** start of ENTRIES PROVIDED **
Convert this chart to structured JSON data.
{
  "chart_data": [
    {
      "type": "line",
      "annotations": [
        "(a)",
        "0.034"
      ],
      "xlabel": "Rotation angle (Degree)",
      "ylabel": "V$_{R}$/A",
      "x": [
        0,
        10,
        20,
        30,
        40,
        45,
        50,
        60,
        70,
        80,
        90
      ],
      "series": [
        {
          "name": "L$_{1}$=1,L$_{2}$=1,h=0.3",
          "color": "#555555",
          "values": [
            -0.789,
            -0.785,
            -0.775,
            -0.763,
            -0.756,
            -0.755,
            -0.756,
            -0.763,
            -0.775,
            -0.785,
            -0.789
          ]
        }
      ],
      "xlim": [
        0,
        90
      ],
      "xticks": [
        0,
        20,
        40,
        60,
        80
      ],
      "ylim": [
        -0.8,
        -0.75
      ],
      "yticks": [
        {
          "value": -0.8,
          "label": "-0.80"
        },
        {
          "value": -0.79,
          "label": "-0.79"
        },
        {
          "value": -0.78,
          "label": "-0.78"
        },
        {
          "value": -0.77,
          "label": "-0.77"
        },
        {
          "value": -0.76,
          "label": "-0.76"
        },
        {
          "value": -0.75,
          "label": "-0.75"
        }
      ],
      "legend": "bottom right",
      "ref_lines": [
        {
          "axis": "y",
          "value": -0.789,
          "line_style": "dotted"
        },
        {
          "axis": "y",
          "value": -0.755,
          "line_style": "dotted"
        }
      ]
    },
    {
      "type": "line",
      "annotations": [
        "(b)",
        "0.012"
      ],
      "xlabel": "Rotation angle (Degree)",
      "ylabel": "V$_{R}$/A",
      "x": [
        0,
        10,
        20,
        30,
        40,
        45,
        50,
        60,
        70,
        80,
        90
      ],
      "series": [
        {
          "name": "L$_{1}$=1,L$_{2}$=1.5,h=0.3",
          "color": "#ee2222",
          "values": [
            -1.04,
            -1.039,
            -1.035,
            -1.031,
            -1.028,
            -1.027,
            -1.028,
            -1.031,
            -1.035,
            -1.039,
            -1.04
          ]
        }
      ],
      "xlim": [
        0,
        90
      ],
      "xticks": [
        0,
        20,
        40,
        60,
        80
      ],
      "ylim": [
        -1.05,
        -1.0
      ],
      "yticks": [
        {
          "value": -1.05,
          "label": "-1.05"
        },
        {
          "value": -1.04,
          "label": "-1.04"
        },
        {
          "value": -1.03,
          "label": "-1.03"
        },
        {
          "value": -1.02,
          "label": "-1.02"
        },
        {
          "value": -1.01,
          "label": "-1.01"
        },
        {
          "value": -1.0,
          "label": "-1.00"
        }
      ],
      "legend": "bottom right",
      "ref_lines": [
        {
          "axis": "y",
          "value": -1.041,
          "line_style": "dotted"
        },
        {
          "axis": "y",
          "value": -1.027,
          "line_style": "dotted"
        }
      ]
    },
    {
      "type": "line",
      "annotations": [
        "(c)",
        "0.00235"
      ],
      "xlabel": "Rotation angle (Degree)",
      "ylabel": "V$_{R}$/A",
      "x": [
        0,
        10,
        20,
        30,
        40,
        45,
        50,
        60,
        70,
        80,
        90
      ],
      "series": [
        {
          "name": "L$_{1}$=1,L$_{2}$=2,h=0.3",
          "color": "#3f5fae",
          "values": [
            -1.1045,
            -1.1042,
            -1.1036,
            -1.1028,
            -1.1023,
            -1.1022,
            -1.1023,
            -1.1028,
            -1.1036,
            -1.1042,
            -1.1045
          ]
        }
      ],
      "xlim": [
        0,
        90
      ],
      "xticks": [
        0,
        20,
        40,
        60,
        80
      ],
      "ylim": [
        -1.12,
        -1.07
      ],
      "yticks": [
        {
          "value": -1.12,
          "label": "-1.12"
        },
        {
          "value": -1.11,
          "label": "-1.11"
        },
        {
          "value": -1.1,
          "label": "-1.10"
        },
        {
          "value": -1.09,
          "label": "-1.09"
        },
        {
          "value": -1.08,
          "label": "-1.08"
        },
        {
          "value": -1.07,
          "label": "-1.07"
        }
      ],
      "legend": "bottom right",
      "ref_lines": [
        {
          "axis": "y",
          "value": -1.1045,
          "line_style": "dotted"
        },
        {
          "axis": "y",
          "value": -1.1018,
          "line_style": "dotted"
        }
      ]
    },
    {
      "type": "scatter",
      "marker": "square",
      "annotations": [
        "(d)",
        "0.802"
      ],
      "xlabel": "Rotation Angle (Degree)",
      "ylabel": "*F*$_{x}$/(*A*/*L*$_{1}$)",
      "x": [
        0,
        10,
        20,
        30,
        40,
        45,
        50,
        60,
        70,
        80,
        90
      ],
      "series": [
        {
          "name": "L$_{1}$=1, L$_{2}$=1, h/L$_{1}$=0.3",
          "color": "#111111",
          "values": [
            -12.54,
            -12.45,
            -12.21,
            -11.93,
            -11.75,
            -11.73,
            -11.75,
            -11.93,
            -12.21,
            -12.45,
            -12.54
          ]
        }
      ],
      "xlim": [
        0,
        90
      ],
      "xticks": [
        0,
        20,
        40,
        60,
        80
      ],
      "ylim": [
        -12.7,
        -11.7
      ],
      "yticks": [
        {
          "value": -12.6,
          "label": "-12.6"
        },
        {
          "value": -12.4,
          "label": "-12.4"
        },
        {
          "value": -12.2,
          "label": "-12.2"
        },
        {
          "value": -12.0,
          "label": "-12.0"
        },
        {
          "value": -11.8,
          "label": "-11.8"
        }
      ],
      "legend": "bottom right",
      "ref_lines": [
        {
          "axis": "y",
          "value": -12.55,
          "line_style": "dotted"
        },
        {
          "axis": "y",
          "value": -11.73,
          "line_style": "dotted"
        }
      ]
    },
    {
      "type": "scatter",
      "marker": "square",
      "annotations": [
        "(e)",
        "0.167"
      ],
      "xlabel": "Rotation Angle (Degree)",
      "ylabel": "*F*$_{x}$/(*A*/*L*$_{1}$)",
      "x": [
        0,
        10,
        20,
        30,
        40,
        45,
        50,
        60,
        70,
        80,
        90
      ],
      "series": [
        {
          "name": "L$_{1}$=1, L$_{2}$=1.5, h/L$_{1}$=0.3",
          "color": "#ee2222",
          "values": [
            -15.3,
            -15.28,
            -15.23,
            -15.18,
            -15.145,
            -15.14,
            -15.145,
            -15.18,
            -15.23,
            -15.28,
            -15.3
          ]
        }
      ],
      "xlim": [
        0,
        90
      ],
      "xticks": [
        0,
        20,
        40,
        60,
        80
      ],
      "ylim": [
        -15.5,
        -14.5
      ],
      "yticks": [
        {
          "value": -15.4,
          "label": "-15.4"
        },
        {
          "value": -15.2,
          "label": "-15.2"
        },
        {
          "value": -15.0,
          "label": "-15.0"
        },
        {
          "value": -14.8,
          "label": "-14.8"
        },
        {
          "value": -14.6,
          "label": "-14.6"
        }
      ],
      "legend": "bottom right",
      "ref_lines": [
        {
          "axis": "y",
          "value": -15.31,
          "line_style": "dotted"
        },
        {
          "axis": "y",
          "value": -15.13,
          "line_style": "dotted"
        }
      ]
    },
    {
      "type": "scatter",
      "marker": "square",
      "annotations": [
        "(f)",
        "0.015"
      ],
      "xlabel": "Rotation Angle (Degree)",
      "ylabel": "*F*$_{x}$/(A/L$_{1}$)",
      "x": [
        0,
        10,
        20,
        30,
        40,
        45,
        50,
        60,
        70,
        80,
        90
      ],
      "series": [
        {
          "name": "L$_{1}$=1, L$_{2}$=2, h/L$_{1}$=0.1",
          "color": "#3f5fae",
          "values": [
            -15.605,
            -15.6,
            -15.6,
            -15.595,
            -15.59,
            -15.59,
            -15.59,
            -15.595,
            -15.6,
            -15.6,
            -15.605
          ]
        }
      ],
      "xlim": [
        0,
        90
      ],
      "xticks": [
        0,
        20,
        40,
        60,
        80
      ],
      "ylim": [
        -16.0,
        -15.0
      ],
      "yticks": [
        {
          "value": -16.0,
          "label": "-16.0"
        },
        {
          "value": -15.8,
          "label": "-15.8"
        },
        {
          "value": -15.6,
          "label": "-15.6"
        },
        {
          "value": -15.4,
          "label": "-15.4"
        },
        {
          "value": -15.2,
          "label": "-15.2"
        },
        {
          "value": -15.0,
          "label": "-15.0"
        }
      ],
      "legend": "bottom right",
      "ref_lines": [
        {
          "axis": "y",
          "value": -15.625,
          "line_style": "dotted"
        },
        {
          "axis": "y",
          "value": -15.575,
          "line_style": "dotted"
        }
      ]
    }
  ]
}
** end of ENTRIES PROVIDED **
WRITTEN INSTRUCTION: Look through the material above. Copy each line where the word "name" appears.

RESPONSE TO THE TASK:
          "name": "L$_{1}$=1,L$_{2}$=1,h=0.3",
          "name": "L$_{1}$=1,L$_{2}$=1.5,h=0.3",
          "name": "L$_{1}$=1,L$_{2}$=2,h=0.3",
          "name": "L$_{1}$=1, L$_{2}$=1, h/L$_{1}$=0.3",
          "name": "L$_{1}$=1, L$_{2}$=1.5, h/L$_{1}$=0.3",
          "name": "L$_{1}$=1, L$_{2}$=2, h/L$_{1}$=0.1",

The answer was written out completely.